▶ [THE PROBLEM]: Set down each record below precisely, skipping the pictures.

▶ [DATA FOR THIS EXERCISE]:

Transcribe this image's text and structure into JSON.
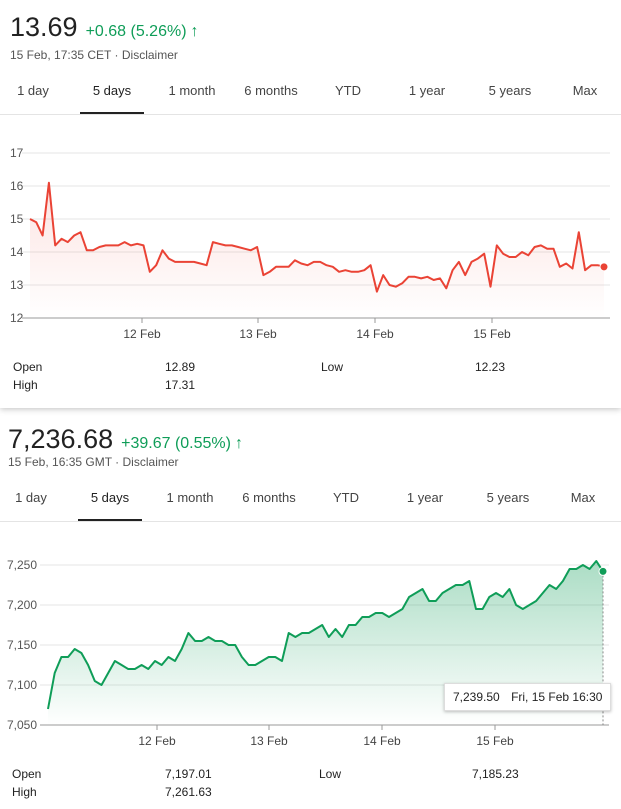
{
  "quotes": [
    {
      "price": "13.69",
      "change": "+0.68 (5.26%)",
      "timestamp": "15 Feb, 17:35 CET",
      "disclaimer": "Disclaimer",
      "tabs": [
        "1 day",
        "5 days",
        "1 month",
        "6 months",
        "YTD",
        "1 year",
        "5 years",
        "Max"
      ],
      "active_tab": "5 days",
      "color": "#ea4335",
      "stats": {
        "open_label": "Open",
        "open_value": "12.89",
        "high_label": "High",
        "high_value": "17.31",
        "low_label": "Low",
        "low_value": "12.23"
      }
    },
    {
      "price": "7,236.68",
      "change": "+39.67 (0.55%)",
      "timestamp": "15 Feb, 16:35 GMT",
      "disclaimer": "Disclaimer",
      "tabs": [
        "1 day",
        "5 days",
        "1 month",
        "6 months",
        "YTD",
        "1 year",
        "5 years",
        "Max"
      ],
      "active_tab": "5 days",
      "color": "#0f9d58",
      "stats": {
        "open_label": "Open",
        "open_value": "7,197.01",
        "high_label": "High",
        "high_value": "7,261.63",
        "low_label": "Low",
        "low_value": "7,185.23"
      },
      "tooltip": {
        "value": "7,239.50",
        "time": "Fri, 15 Feb 16:30"
      }
    }
  ],
  "chart_data": [
    {
      "type": "line",
      "x_ticks": [
        "12 Feb",
        "13 Feb",
        "14 Feb",
        "15 Feb"
      ],
      "y_ticks": [
        "12",
        "13",
        "14",
        "15",
        "16",
        "17"
      ],
      "ylim": [
        12,
        17
      ],
      "series": [
        {
          "values": [
            15.0,
            14.9,
            14.5,
            16.1,
            14.2,
            14.4,
            14.3,
            14.5,
            14.6,
            14.05,
            14.05,
            14.15,
            14.2,
            14.2,
            14.2,
            14.3,
            14.2,
            14.25,
            14.2,
            13.4,
            13.6,
            14.05,
            13.8,
            13.7,
            13.7,
            13.7,
            13.7,
            13.65,
            13.6,
            14.3,
            14.25,
            14.2,
            14.2,
            14.15,
            14.1,
            14.05,
            14.15,
            13.3,
            13.4,
            13.55,
            13.55,
            13.55,
            13.75,
            13.65,
            13.6,
            13.7,
            13.7,
            13.6,
            13.55,
            13.4,
            13.45,
            13.4,
            13.4,
            13.45,
            13.6,
            12.8,
            13.3,
            13.0,
            12.95,
            13.05,
            13.25,
            13.25,
            13.2,
            13.25,
            13.15,
            13.2,
            12.9,
            13.45,
            13.7,
            13.3,
            13.7,
            13.8,
            13.95,
            12.95,
            14.2,
            13.95,
            13.85,
            13.85,
            14.0,
            13.9,
            14.15,
            14.2,
            14.1,
            14.1,
            13.55,
            13.65,
            13.5,
            14.6,
            13.45,
            13.6,
            13.6,
            13.55
          ]
        }
      ]
    },
    {
      "type": "area",
      "x_ticks": [
        "12 Feb",
        "13 Feb",
        "14 Feb",
        "15 Feb"
      ],
      "y_ticks": [
        "7,050",
        "7,100",
        "7,150",
        "7,200",
        "7,250"
      ],
      "ylim": [
        7050,
        7250
      ],
      "series": [
        {
          "values": [
            7070,
            7115,
            7135,
            7135,
            7145,
            7140,
            7125,
            7105,
            7100,
            7115,
            7130,
            7125,
            7120,
            7120,
            7125,
            7120,
            7130,
            7125,
            7135,
            7130,
            7145,
            7165,
            7155,
            7155,
            7160,
            7155,
            7155,
            7150,
            7150,
            7135,
            7125,
            7125,
            7130,
            7135,
            7135,
            7130,
            7165,
            7160,
            7165,
            7165,
            7170,
            7175,
            7160,
            7170,
            7160,
            7175,
            7175,
            7185,
            7185,
            7190,
            7190,
            7185,
            7190,
            7195,
            7210,
            7215,
            7220,
            7205,
            7205,
            7215,
            7220,
            7225,
            7225,
            7230,
            7195,
            7195,
            7210,
            7215,
            7210,
            7220,
            7200,
            7195,
            7200,
            7205,
            7215,
            7225,
            7220,
            7230,
            7245,
            7245,
            7250,
            7245,
            7255,
            7242
          ]
        }
      ]
    }
  ]
}
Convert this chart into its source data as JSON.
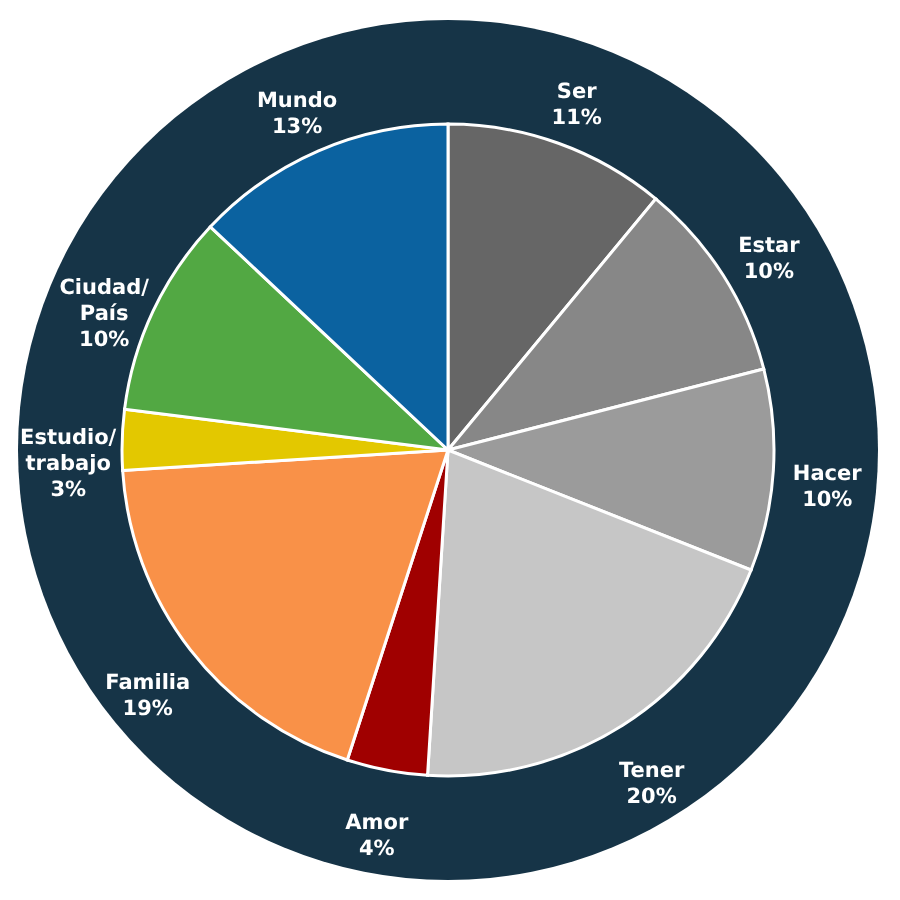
{
  "chart_data": {
    "type": "pie",
    "categories": [
      "Ser",
      "Estar",
      "Hacer",
      "Tener",
      "Amor",
      "Familia",
      "Estudio/trabajo",
      "Ciudad/País",
      "Mundo"
    ],
    "values": [
      11,
      10,
      10,
      20,
      4,
      19,
      3,
      10,
      13
    ],
    "value_labels": [
      "11%",
      "10%",
      "10%",
      "20%",
      "4%",
      "19%",
      "3%",
      "10%",
      "13%"
    ],
    "colors": [
      "#666666",
      "#878787",
      "#9b9b9b",
      "#c6c6c6",
      "#a00000",
      "#f99148",
      "#e3c800",
      "#52a843",
      "#0b62a0"
    ]
  }
}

▶ [RESPONSE]:
Transcribe this image's text and structure into JSON.
{
  "quotes": [
    {
      "price": "13.69",
      "change": "+0.68 (5.26%)",
      "timestamp": "15 Feb, 17:35 CET",
      "disclaimer": "Disclaimer",
      "tabs": [
        "1 day",
        "5 days",
        "1 month",
        "6 months",
        "YTD",
        "1 year",
        "5 years",
        "Max"
      ],
      "active_tab": "5 days",
      "color": "#ea4335",
      "stats": {
        "open_label": "Open",
        "open_value": "12.89",
        "high_label": "High",
        "high_value": "17.31",
        "low_label": "Low",
        "low_value": "12.23"
      }
    },
    {
      "price": "7,236.68",
      "change": "+39.67 (0.55%)",
      "timestamp": "15 Feb, 16:35 GMT",
      "disclaimer": "Disclaimer",
      "tabs": [
        "1 day",
        "5 days",
        "1 month",
        "6 months",
        "YTD",
        "1 year",
        "5 years",
        "Max"
      ],
      "active_tab": "5 days",
      "color": "#0f9d58",
      "stats": {
        "open_label": "Open",
        "open_value": "7,197.01",
        "high_label": "High",
        "high_value": "7,261.63",
        "low_label": "Low",
        "low_value": "7,185.23"
      },
      "tooltip": {
        "value": "7,239.50",
        "time": "Fri, 15 Feb 16:30"
      }
    }
  ],
  "chart_data": [
    {
      "type": "line",
      "x_ticks": [
        "12 Feb",
        "13 Feb",
        "14 Feb",
        "15 Feb"
      ],
      "y_ticks": [
        "12",
        "13",
        "14",
        "15",
        "16",
        "17"
      ],
      "ylim": [
        12,
        17
      ],
      "series": [
        {
          "values": [
            15.0,
            14.9,
            14.5,
            16.1,
            14.2,
            14.4,
            14.3,
            14.5,
            14.6,
            14.05,
            14.05,
            14.15,
            14.2,
            14.2,
            14.2,
            14.3,
            14.2,
            14.25,
            14.2,
            13.4,
            13.6,
            14.05,
            13.8,
            13.7,
            13.7,
            13.7,
            13.7,
            13.65,
            13.6,
            14.3,
            14.25,
            14.2,
            14.2,
            14.15,
            14.1,
            14.05,
            14.15,
            13.3,
            13.4,
            13.55,
            13.55,
            13.55,
            13.75,
            13.65,
            13.6,
            13.7,
            13.7,
            13.6,
            13.55,
            13.4,
            13.45,
            13.4,
            13.4,
            13.45,
            13.6,
            12.8,
            13.3,
            13.0,
            12.95,
            13.05,
            13.25,
            13.25,
            13.2,
            13.25,
            13.15,
            13.2,
            12.9,
            13.45,
            13.7,
            13.3,
            13.7,
            13.8,
            13.95,
            12.95,
            14.2,
            13.95,
            13.85,
            13.85,
            14.0,
            13.9,
            14.15,
            14.2,
            14.1,
            14.1,
            13.55,
            13.65,
            13.5,
            14.6,
            13.45,
            13.6,
            13.6,
            13.55
          ]
        }
      ]
    },
    {
      "type": "area",
      "x_ticks": [
        "12 Feb",
        "13 Feb",
        "14 Feb",
        "15 Feb"
      ],
      "y_ticks": [
        "7,050",
        "7,100",
        "7,150",
        "7,200",
        "7,250"
      ],
      "ylim": [
        7050,
        7250
      ],
      "series": [
        {
          "values": [
            7070,
            7115,
            7135,
            7135,
            7145,
            7140,
            7125,
            7105,
            7100,
            7115,
            7130,
            7125,
            7120,
            7120,
            7125,
            7120,
            7130,
            7125,
            7135,
            7130,
            7145,
            7165,
            7155,
            7155,
            7160,
            7155,
            7155,
            7150,
            7150,
            7135,
            7125,
            7125,
            7130,
            7135,
            7135,
            7130,
            7165,
            7160,
            7165,
            7165,
            7170,
            7175,
            7160,
            7170,
            7160,
            7175,
            7175,
            7185,
            7185,
            7190,
            7190,
            7185,
            7190,
            7195,
            7210,
            7215,
            7220,
            7205,
            7205,
            7215,
            7220,
            7225,
            7225,
            7230,
            7195,
            7195,
            7210,
            7215,
            7210,
            7220,
            7200,
            7195,
            7200,
            7205,
            7215,
            7225,
            7220,
            7230,
            7245,
            7245,
            7250,
            7245,
            7255,
            7242
          ]
        }
      ]
    }
  ]
}
Convert this chart into its source data as JSON.
{
  "chart_data": {
    "type": "pie",
    "categories": [
      "Ser",
      "Estar",
      "Hacer",
      "Tener",
      "Amor",
      "Familia",
      "Estudio/trabajo",
      "Ciudad/País",
      "Mundo"
    ],
    "values": [
      11,
      10,
      10,
      20,
      4,
      19,
      3,
      10,
      13
    ],
    "value_labels": [
      "11%",
      "10%",
      "10%",
      "20%",
      "4%",
      "19%",
      "3%",
      "10%",
      "13%"
    ],
    "colors": [
      "#666666",
      "#878787",
      "#9b9b9b",
      "#c6c6c6",
      "#a00000",
      "#f99148",
      "#e3c800",
      "#52a843",
      "#0b62a0"
    ]
  }
}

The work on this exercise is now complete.